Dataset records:
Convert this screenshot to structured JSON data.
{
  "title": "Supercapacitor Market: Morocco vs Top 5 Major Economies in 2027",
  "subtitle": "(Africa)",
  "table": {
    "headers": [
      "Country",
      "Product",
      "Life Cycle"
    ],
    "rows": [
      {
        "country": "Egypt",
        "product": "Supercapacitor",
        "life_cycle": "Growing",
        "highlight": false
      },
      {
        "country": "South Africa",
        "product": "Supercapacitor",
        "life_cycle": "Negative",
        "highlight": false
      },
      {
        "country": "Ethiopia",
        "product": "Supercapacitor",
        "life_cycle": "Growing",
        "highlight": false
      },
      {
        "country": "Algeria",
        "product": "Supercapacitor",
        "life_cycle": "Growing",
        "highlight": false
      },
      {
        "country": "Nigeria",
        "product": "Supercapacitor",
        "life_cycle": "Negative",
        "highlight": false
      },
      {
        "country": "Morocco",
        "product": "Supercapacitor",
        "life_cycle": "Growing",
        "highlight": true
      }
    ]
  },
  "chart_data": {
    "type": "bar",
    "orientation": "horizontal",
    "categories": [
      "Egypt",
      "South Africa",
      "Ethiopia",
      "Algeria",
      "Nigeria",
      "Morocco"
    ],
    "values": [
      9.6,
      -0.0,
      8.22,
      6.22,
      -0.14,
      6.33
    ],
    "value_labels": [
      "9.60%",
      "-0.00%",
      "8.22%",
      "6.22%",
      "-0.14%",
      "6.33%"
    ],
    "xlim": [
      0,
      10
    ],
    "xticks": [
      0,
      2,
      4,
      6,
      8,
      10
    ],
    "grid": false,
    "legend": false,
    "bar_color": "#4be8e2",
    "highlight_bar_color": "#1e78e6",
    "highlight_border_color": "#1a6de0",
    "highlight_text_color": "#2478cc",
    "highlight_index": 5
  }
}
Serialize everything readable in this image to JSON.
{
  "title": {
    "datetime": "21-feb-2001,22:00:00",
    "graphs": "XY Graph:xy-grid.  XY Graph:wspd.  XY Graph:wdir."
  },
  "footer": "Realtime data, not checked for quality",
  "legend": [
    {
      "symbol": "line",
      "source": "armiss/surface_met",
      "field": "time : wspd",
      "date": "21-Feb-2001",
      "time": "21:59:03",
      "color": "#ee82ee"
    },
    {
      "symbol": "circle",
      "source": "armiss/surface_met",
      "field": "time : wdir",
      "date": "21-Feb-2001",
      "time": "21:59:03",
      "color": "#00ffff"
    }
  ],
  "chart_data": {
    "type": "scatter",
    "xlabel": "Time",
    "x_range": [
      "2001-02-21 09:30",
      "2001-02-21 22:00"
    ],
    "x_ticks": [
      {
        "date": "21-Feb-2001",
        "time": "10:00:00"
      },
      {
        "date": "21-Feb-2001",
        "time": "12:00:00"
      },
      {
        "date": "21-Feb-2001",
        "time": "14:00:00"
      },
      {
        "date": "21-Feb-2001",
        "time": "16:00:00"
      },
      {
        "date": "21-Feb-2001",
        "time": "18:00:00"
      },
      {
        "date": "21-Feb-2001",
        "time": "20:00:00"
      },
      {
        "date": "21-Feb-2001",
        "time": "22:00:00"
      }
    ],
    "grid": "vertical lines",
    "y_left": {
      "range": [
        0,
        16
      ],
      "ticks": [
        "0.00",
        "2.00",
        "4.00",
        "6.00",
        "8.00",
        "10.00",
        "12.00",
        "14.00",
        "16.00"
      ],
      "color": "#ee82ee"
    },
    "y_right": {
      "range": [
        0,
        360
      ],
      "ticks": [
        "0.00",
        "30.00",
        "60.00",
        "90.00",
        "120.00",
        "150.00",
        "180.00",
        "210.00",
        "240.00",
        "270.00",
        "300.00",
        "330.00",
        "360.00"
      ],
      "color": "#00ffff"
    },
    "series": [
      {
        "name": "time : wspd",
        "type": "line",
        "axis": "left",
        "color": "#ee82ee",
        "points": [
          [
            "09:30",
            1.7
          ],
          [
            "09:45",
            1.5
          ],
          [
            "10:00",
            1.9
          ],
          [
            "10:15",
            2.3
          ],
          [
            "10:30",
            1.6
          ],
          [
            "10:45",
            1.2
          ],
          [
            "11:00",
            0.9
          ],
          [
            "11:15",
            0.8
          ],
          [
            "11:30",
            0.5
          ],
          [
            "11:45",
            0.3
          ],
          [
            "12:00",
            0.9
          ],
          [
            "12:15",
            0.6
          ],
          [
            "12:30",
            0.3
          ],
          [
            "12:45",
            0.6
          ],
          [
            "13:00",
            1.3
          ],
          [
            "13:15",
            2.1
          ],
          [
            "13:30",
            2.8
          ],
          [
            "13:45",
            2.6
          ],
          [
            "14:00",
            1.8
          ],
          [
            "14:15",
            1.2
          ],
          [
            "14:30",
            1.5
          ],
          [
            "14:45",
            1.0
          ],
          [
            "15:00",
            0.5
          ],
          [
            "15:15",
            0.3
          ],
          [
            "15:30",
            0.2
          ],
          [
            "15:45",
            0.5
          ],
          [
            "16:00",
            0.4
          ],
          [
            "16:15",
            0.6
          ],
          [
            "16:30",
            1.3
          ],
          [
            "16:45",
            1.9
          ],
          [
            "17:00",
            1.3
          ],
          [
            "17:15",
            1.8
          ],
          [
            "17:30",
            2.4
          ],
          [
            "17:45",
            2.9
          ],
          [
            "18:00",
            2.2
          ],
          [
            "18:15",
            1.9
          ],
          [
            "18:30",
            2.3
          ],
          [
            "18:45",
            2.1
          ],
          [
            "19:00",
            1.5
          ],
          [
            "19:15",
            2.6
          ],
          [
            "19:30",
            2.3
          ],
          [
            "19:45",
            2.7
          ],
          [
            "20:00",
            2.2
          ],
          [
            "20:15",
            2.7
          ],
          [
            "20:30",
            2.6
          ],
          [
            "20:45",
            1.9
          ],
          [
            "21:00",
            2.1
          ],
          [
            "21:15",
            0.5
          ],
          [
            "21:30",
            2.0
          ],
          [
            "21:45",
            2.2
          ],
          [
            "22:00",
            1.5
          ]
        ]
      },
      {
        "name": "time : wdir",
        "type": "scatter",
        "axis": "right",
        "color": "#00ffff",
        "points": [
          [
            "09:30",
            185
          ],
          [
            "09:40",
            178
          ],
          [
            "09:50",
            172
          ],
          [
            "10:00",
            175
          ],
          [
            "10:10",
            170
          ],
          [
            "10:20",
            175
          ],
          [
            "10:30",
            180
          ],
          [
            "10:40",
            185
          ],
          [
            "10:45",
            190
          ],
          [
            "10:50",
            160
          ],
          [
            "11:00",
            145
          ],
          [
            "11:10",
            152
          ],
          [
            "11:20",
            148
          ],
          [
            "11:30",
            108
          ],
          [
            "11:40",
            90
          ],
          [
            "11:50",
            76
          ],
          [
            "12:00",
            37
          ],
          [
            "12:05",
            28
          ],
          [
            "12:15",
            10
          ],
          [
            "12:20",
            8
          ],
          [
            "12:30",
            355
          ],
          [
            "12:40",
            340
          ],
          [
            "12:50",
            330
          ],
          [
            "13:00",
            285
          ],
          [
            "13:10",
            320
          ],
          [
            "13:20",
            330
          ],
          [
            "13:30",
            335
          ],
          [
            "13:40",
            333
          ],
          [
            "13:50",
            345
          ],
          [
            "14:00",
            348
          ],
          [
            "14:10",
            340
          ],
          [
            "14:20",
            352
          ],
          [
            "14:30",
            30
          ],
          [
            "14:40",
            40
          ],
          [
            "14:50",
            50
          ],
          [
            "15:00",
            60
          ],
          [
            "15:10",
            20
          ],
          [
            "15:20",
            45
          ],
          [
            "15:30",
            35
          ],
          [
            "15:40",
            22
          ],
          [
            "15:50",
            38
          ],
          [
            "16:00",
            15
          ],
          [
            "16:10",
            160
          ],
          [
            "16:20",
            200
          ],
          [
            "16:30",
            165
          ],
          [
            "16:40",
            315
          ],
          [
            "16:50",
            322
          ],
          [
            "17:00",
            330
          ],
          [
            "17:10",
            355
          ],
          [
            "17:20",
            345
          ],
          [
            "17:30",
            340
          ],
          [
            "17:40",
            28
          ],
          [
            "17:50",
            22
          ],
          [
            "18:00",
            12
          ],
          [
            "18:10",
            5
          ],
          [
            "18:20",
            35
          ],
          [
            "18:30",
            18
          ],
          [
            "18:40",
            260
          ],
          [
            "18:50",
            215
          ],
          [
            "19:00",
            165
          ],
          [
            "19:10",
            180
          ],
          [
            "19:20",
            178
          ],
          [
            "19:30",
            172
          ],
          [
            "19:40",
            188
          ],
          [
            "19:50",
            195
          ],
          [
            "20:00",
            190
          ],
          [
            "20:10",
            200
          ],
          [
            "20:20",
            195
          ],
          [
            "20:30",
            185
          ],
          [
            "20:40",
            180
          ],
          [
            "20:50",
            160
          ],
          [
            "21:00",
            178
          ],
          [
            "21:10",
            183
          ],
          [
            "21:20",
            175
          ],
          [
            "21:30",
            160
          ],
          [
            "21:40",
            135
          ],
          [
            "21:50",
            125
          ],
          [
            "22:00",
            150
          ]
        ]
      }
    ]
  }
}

* What is expected *
Check each line above for the word "JSON" and copy the ones that have it.

* Output of the task *
Convert this screenshot to structured JSON data.
Serialize everything readable in this image to JSON.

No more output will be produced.